• _Task requirements_
Give the data below again exactly as written, without its pictures.
** START Record excerpts **
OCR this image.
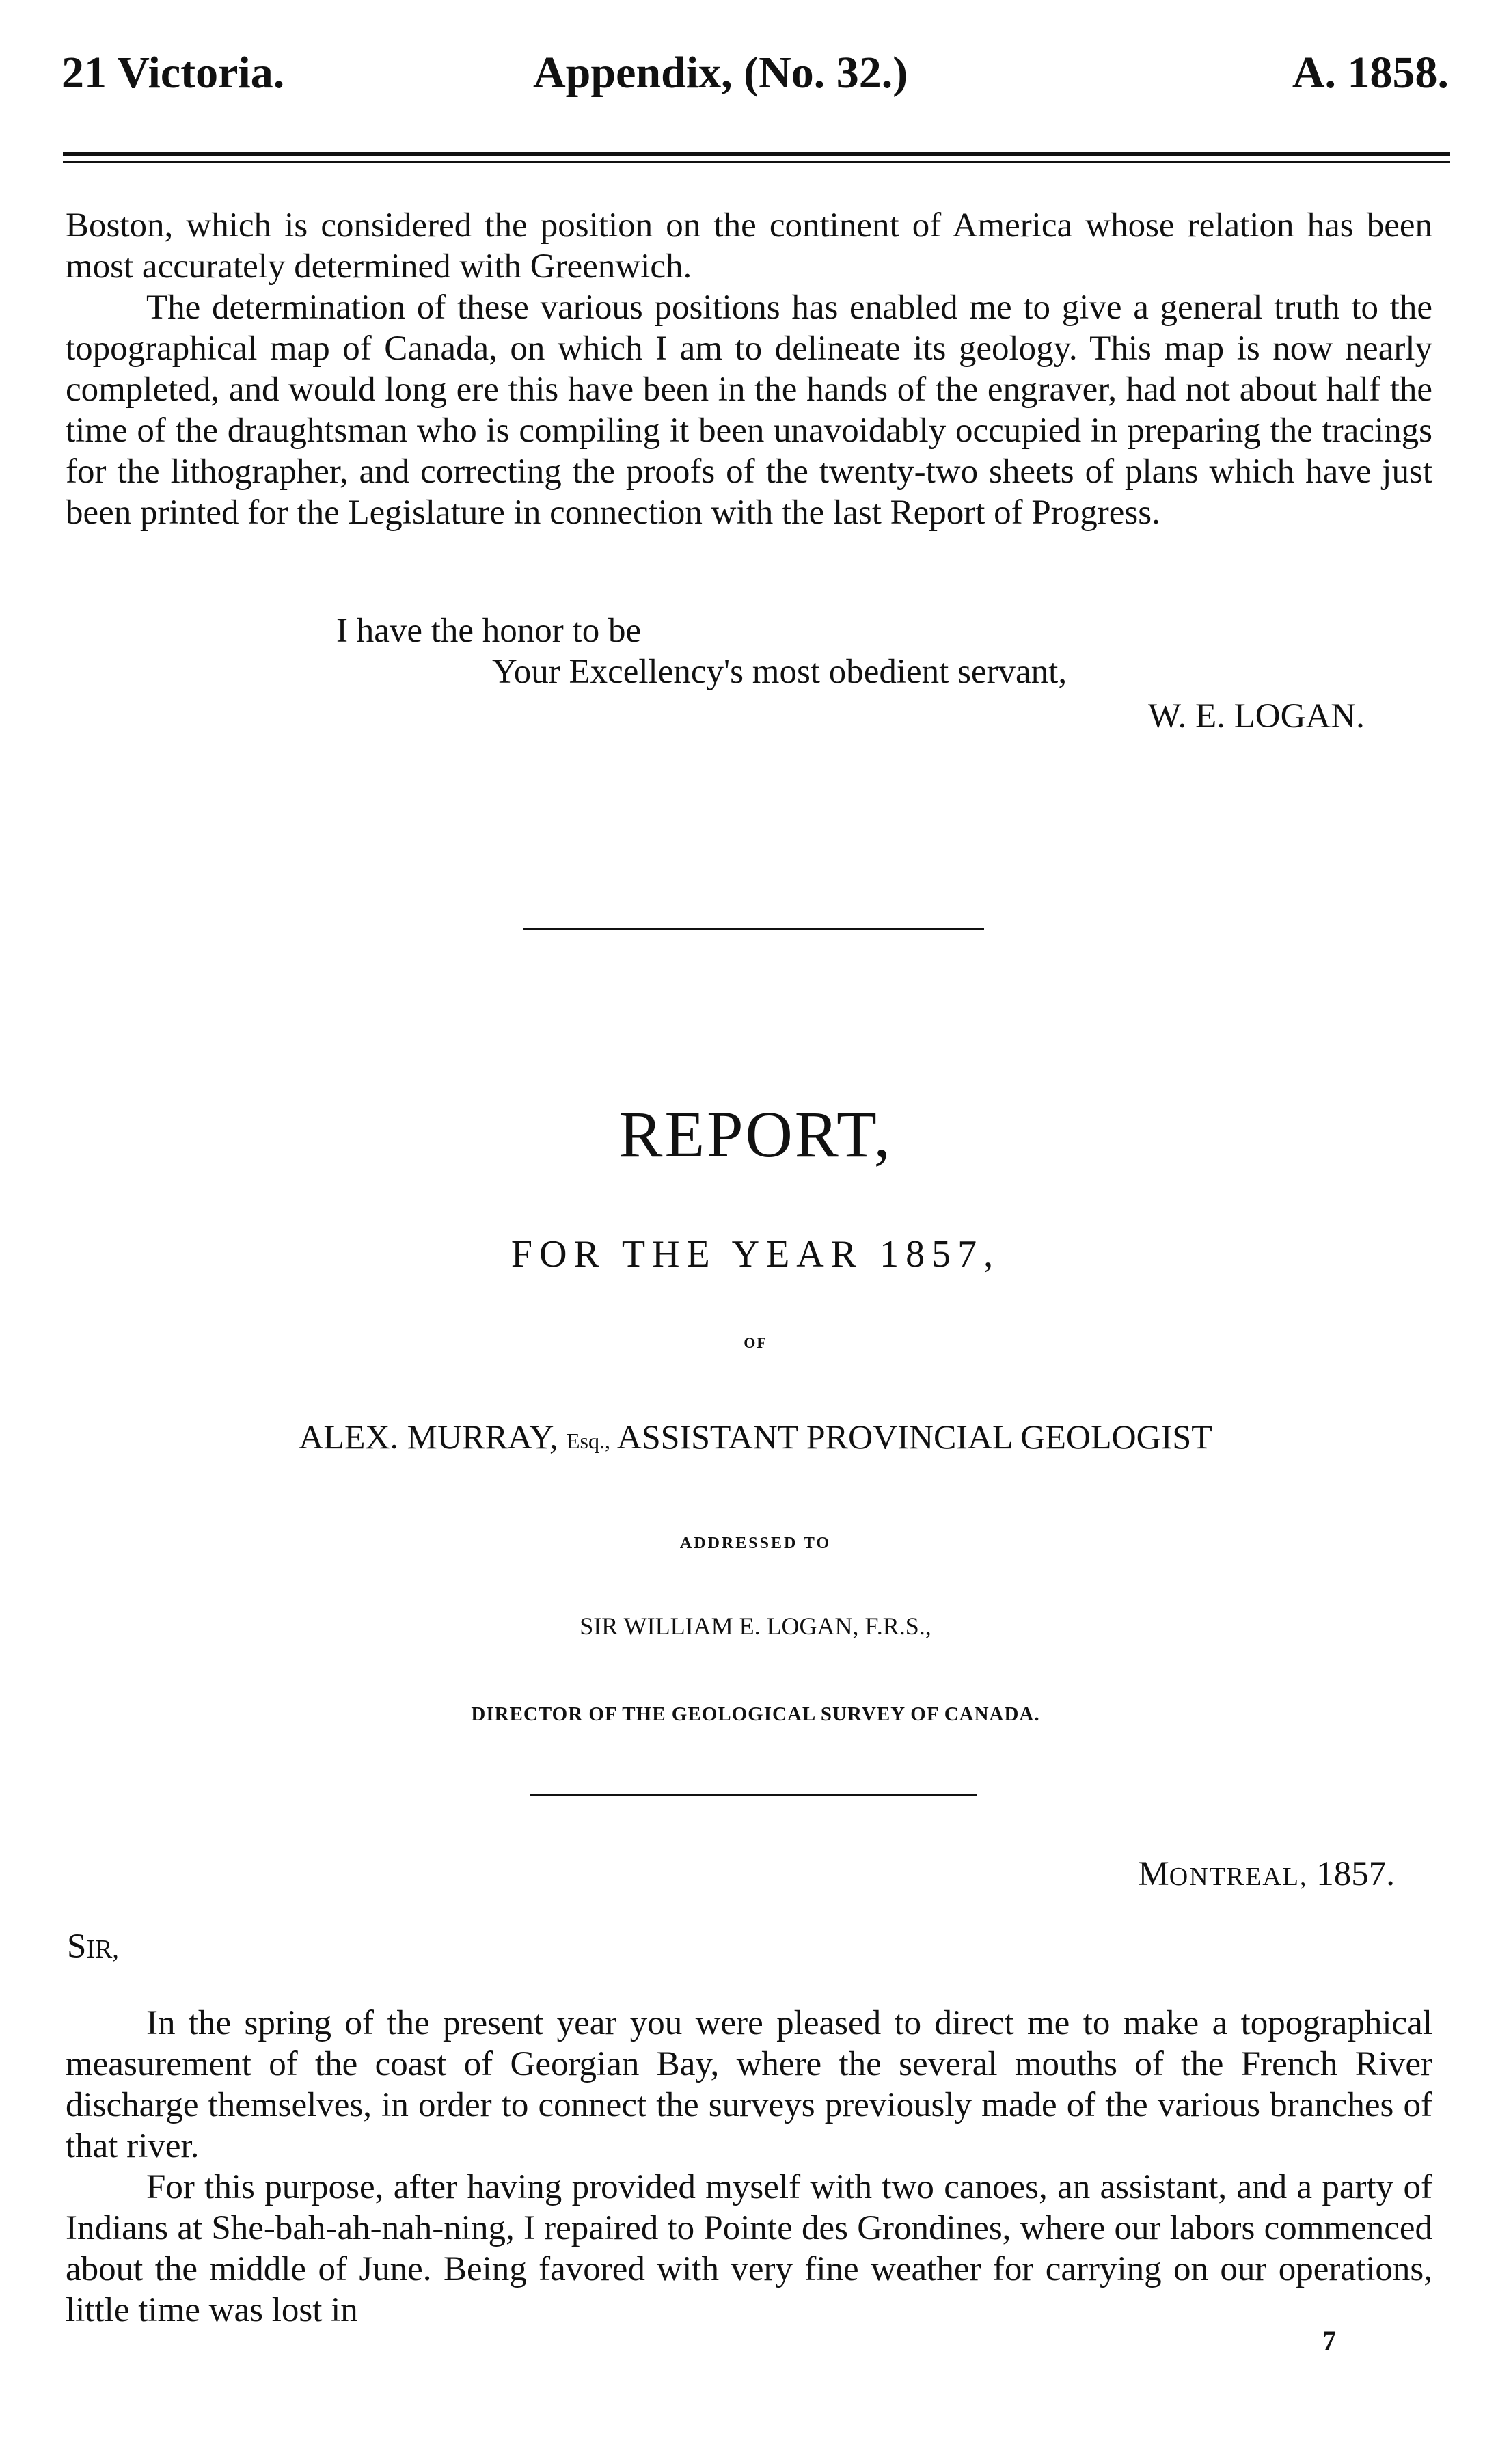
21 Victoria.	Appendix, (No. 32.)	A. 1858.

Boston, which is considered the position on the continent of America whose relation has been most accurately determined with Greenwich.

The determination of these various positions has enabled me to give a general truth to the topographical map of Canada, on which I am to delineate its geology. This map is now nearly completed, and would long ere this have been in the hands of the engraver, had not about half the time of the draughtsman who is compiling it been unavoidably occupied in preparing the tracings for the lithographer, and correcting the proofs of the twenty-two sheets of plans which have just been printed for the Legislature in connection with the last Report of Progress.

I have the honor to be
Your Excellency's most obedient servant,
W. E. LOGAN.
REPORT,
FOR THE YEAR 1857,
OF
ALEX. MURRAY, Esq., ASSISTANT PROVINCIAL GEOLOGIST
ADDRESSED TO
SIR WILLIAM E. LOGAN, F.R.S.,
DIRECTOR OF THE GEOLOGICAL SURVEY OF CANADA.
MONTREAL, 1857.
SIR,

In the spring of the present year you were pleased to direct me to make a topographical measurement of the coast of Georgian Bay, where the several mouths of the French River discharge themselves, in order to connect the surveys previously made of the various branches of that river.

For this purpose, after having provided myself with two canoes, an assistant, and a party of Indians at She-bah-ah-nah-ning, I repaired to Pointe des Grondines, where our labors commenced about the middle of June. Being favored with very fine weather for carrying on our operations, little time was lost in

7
** END Record excerpts **
• _Solved problem_
OCR this image.
21 Victoria.	Appendix, (No. 32.)	A. 1858.

Boston, which is considered the position on the continent of America whose relation has been most accurately determined with Greenwich.

The determination of these various positions has enabled me to give a general truth to the topographical map of Canada, on which I am to delineate its geology. This map is now nearly completed, and would long ere this have been in the hands of the engraver, had not about half the time of the draughtsman who is compiling it been unavoidably occupied in preparing the tracings for the lithographer, and correcting the proofs of the twenty-two sheets of plans which have just been printed for the Legislature in connection with the last Report of Progress.

I have the honor to be
Your Excellency's most obedient servant,
W. E. LOGAN.
REPORT,
FOR THE YEAR 1857,
OF
ALEX. MURRAY, Esq., ASSISTANT PROVINCIAL GEOLOGIST
ADDRESSED TO
SIR WILLIAM E. LOGAN, F.R.S.,
DIRECTOR OF THE GEOLOGICAL SURVEY OF CANADA.
MONTREAL, 1857.
SIR,

In the spring of the present year you were pleased to direct me to make a topographical measurement of the coast of Georgian Bay, where the several mouths of the French River discharge themselves, in order to connect the surveys previously made of the various branches of that river.

For this purpose, after having provided myself with two canoes, an assistant, and a party of Indians at She-bah-ah-nah-ning, I repaired to Pointe des Grondines, where our labors commenced about the middle of June. Being favored with very fine weather for carrying on our operations, little time was lost in

7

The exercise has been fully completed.